◆ Exercise:
Tally up the lines where the string "this" appears; reply with the number only.

◆ Data to process:
========================================

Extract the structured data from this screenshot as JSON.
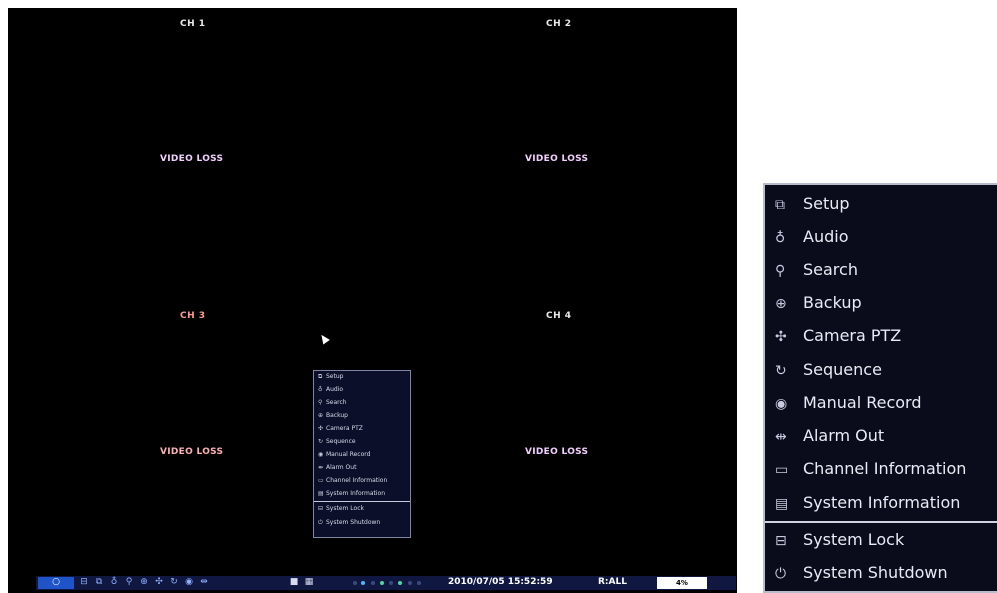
{
  "channels": [
    {
      "label": "CH 1",
      "status": "VIDEO LOSS"
    },
    {
      "label": "CH 2",
      "status": "VIDEO LOSS"
    },
    {
      "label": "CH 3",
      "status": "VIDEO LOSS"
    },
    {
      "label": "CH 4",
      "status": "VIDEO LOSS"
    }
  ],
  "menu": {
    "items": [
      {
        "label": "Setup",
        "icon": "setup-icon",
        "glyph": "⧉"
      },
      {
        "label": "Audio",
        "icon": "audio-icon",
        "glyph": "♁"
      },
      {
        "label": "Search",
        "icon": "search-icon",
        "glyph": "⚲"
      },
      {
        "label": "Backup",
        "icon": "backup-icon",
        "glyph": "⊕"
      },
      {
        "label": "Camera PTZ",
        "icon": "ptz-icon",
        "glyph": "✣"
      },
      {
        "label": "Sequence",
        "icon": "sequence-icon",
        "glyph": "↻"
      },
      {
        "label": "Manual Record",
        "icon": "record-icon",
        "glyph": "◉"
      },
      {
        "label": "Alarm Out",
        "icon": "alarm-icon",
        "glyph": "⇹"
      },
      {
        "label": "Channel Information",
        "icon": "channel-info-icon",
        "glyph": "▭"
      },
      {
        "label": "System Information",
        "icon": "system-info-icon",
        "glyph": "▤"
      },
      {
        "label": "System Lock",
        "icon": "lock-icon",
        "glyph": "⊟"
      },
      {
        "label": "System Shutdown",
        "icon": "power-icon",
        "glyph": "⏻"
      }
    ]
  },
  "taskbar": {
    "datetime": "2010/07/05 15:52:59",
    "record_mode": "R:ALL",
    "hdd_usage": "4%",
    "icons": [
      "home-icon",
      "display-icon",
      "setup-icon",
      "audio-icon",
      "search-icon",
      "backup-icon",
      "ptz-icon",
      "sequence-icon",
      "record-icon",
      "alarm-icon",
      "single-view-icon",
      "quad-view-icon"
    ]
  },
  "colors": {
    "screen": "#000000",
    "menu_bg": "#0a0c1c",
    "taskbar": "#101842",
    "accent": "#1e54c8"
  }
}
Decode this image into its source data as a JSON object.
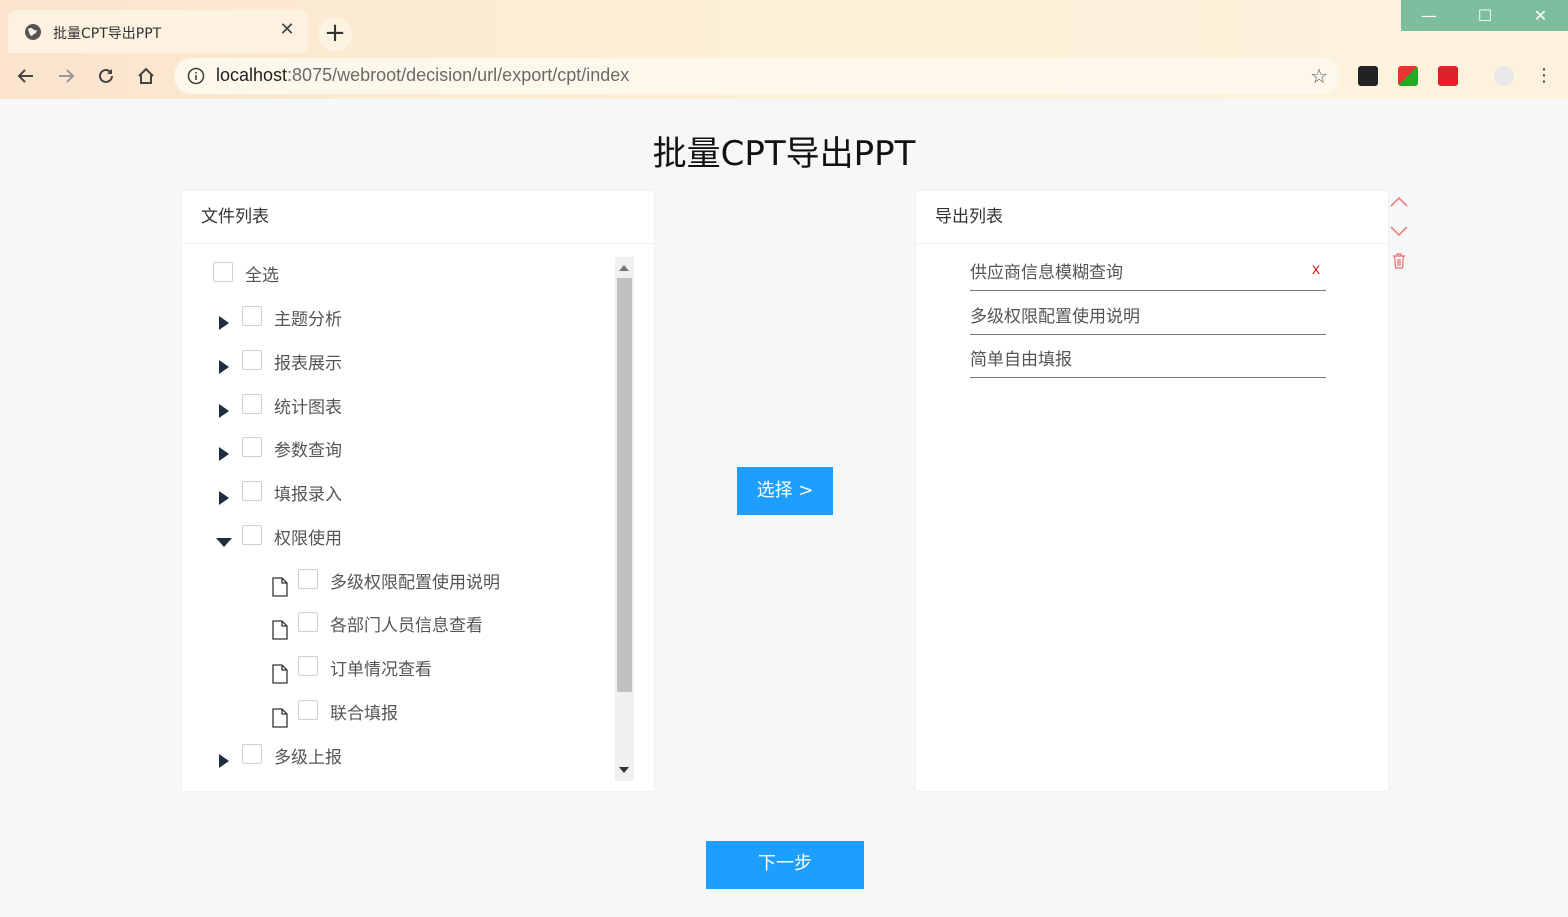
{
  "browser": {
    "tab_title": "批量CPT导出PPT",
    "tab_close": "✕",
    "new_tab": "+",
    "url_host": "localhost",
    "url_rest": ":8075/webroot/decision/url/export/cpt/index",
    "window_minimize": "—",
    "window_maximize": "☐",
    "window_close": "✕"
  },
  "page": {
    "title": "批量CPT导出PPT"
  },
  "file_panel": {
    "header": "文件列表",
    "select_all": "全选",
    "folders": [
      {
        "label": "主题分析",
        "expanded": false
      },
      {
        "label": "报表展示",
        "expanded": false
      },
      {
        "label": "统计图表",
        "expanded": false
      },
      {
        "label": "参数查询",
        "expanded": false
      },
      {
        "label": "填报录入",
        "expanded": false
      },
      {
        "label": "权限使用",
        "expanded": true,
        "children": [
          "多级权限配置使用说明",
          "各部门人员信息查看",
          "订单情况查看",
          "联合填报"
        ]
      },
      {
        "label": "多级上报",
        "expanded": false
      }
    ]
  },
  "select_button": "选择 >",
  "export_panel": {
    "header": "导出列表",
    "items": [
      "供应商信息模糊查询",
      "多级权限配置使用说明",
      "简单自由填报"
    ],
    "remove_label": "x"
  },
  "next_button": "下一步",
  "colors": {
    "primary_blue": "#1e9fff",
    "remove_red": "#e0201b",
    "side_ctrl_red": "#f08080",
    "window_green": "#7dbf9d"
  }
}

========================================

◆ Written reply:
2